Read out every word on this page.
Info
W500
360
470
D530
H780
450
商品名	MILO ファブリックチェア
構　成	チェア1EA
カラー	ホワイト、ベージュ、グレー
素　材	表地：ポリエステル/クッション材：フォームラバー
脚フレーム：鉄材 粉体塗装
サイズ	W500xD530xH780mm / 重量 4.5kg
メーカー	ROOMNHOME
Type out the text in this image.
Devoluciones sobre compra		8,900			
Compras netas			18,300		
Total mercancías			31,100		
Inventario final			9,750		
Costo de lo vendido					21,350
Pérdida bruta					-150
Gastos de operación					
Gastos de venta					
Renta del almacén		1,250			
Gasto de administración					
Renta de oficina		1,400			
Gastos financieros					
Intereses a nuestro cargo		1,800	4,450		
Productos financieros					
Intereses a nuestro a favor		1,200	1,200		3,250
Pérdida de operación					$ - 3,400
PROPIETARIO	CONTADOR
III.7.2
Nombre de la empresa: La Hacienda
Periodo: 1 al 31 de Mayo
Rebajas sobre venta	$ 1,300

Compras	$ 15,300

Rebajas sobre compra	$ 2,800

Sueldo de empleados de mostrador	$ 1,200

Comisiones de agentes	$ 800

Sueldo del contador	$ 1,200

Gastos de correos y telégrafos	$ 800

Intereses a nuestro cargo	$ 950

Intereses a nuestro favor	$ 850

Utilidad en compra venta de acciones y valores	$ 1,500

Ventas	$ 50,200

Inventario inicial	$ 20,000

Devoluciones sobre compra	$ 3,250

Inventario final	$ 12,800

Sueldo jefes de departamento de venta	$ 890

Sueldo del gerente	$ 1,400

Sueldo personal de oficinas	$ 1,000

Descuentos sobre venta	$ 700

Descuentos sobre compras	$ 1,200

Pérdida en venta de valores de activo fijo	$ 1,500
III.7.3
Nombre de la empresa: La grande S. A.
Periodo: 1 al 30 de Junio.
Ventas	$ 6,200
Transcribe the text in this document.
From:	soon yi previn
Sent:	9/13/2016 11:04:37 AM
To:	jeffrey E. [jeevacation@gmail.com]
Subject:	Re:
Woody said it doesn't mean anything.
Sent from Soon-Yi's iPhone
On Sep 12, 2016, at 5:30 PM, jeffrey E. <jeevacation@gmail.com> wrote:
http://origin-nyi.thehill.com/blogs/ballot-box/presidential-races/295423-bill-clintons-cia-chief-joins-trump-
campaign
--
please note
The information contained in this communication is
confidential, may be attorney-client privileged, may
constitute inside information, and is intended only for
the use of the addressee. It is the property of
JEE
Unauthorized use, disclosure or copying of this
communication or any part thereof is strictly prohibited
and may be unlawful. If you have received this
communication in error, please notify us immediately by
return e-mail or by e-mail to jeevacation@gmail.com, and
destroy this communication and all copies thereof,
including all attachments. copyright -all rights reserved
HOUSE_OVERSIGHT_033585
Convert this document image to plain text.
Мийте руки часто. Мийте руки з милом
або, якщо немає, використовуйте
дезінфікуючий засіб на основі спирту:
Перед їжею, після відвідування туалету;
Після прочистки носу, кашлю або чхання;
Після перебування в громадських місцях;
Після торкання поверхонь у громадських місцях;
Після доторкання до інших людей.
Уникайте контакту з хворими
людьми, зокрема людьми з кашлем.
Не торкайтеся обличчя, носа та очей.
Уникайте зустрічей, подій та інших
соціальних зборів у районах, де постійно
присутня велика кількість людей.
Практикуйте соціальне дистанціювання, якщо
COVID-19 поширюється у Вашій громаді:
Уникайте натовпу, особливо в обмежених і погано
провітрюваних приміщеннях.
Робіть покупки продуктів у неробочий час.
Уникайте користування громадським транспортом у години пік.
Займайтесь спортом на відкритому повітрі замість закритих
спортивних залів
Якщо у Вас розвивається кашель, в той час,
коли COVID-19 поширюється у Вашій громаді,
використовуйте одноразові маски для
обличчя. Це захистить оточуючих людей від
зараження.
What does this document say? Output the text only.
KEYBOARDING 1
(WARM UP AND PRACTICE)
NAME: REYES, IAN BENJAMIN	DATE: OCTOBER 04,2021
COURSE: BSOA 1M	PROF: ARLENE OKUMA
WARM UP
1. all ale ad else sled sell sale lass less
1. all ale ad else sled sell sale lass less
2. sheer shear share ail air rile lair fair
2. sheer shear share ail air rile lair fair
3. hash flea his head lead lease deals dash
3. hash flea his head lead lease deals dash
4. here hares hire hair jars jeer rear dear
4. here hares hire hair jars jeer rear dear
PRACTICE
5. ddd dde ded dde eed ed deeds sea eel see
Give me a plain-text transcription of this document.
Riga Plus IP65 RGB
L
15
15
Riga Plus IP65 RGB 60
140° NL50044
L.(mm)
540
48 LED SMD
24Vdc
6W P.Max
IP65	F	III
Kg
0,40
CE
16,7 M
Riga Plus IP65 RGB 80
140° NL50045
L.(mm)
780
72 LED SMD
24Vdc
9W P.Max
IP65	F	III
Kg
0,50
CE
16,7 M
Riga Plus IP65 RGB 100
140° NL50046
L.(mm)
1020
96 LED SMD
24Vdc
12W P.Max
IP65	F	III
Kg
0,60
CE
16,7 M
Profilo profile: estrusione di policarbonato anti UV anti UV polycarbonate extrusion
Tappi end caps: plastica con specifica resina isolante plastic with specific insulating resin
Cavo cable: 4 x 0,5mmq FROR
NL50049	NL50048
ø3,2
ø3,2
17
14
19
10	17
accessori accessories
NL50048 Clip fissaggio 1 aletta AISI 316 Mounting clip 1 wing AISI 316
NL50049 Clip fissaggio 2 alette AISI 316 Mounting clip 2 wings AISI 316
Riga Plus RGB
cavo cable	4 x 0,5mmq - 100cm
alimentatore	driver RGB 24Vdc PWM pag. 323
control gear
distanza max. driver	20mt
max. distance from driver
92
┄┄┄┄┄┄┄┄┄┄┄┄┄┄┄┄┄┄┄┄
AIM OF THE EXERCISE: Only the number is wanted: how many lines contain the string "this"?

RESULT: 10